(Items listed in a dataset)
☆ ☆ ☆ ☆ ☆ ☆ ☆
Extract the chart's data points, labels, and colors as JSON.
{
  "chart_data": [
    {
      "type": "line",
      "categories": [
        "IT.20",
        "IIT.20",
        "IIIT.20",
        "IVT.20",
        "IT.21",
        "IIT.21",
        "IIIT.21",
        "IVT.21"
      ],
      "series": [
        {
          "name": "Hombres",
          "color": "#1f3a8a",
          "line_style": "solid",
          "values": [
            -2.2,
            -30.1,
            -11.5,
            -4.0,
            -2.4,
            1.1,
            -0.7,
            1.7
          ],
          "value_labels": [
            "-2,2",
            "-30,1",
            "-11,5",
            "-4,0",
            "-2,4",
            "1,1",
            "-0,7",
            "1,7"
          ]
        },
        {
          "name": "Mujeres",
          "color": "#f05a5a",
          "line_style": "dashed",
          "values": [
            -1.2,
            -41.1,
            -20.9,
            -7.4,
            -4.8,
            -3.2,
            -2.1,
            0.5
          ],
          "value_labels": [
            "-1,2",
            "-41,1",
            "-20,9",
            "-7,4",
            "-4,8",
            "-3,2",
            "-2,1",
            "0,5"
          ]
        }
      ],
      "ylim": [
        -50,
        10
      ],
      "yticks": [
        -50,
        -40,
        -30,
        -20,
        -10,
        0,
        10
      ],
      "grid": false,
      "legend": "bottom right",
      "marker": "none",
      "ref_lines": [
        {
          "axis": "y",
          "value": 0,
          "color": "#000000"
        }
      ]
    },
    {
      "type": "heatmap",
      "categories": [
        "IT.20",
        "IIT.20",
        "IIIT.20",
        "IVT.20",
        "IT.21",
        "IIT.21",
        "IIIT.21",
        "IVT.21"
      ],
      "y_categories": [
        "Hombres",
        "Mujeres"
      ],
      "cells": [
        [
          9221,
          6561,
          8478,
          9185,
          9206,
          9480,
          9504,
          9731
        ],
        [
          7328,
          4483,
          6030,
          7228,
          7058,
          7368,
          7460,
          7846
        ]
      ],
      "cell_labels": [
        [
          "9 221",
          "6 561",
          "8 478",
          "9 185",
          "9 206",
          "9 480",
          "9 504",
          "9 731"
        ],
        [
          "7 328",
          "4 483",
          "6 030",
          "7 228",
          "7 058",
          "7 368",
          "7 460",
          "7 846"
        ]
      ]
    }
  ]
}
☆ ☆ ☆ ☆ ☆ ☆ ☆
Faithfully reproduce all of the records, character for character.

Extract the chart's data points, labels, and colors as JSON.
{
  "chart_data": [
    {
      "type": "line",
      "categories": [
        "IT.20",
        "IIT.20",
        "IIIT.20",
        "IVT.20",
        "IT.21",
        "IIT.21",
        "IIIT.21",
        "IVT.21"
      ],
      "series": [
        {
          "name": "Hombres",
          "color": "#1f3a8a",
          "line_style": "solid",
          "values": [
            -2.2,
            -30.1,
            -11.5,
            -4.0,
            -2.4,
            1.1,
            -0.7,
            1.7
          ],
          "value_labels": [
            "-2,2",
            "-30,1",
            "-11,5",
            "-4,0",
            "-2,4",
            "1,1",
            "-0,7",
            "1,7"
          ]
        },
        {
          "name": "Mujeres",
          "color": "#f05a5a",
          "line_style": "dashed",
          "values": [
            -1.2,
            -41.1,
            -20.9,
            -7.4,
            -4.8,
            -3.2,
            -2.1,
            0.5
          ],
          "value_labels": [
            "-1,2",
            "-41,1",
            "-20,9",
            "-7,4",
            "-4,8",
            "-3,2",
            "-2,1",
            "0,5"
          ]
        }
      ],
      "ylim": [
        -50,
        10
      ],
      "yticks": [
        -50,
        -40,
        -30,
        -20,
        -10,
        0,
        10
      ],
      "grid": false,
      "legend": "bottom right",
      "marker": "none",
      "ref_lines": [
        {
          "axis": "y",
          "value": 0,
          "color": "#000000"
        }
      ]
    },
    {
      "type": "heatmap",
      "categories": [
        "IT.20",
        "IIT.20",
        "IIIT.20",
        "IVT.20",
        "IT.21",
        "IIT.21",
        "IIIT.21",
        "IVT.21"
      ],
      "y_categories": [
        "Hombres",
        "Mujeres"
      ],
      "cells": [
        [
          9221,
          6561,
          8478,
          9185,
          9206,
          9480,
          9504,
          9731
        ],
        [
          7328,
          4483,
          6030,
          7228,
          7058,
          7368,
          7460,
          7846
        ]
      ],
      "cell_labels": [
        [
          "9 221",
          "6 561",
          "8 478",
          "9 185",
          "9 206",
          "9 480",
          "9 504",
          "9 731"
        ],
        [
          "7 328",
          "4 483",
          "6 030",
          "7 228",
          "7 058",
          "7 368",
          "7 460",
          "7 846"
        ]
      ]
    }
  ]
}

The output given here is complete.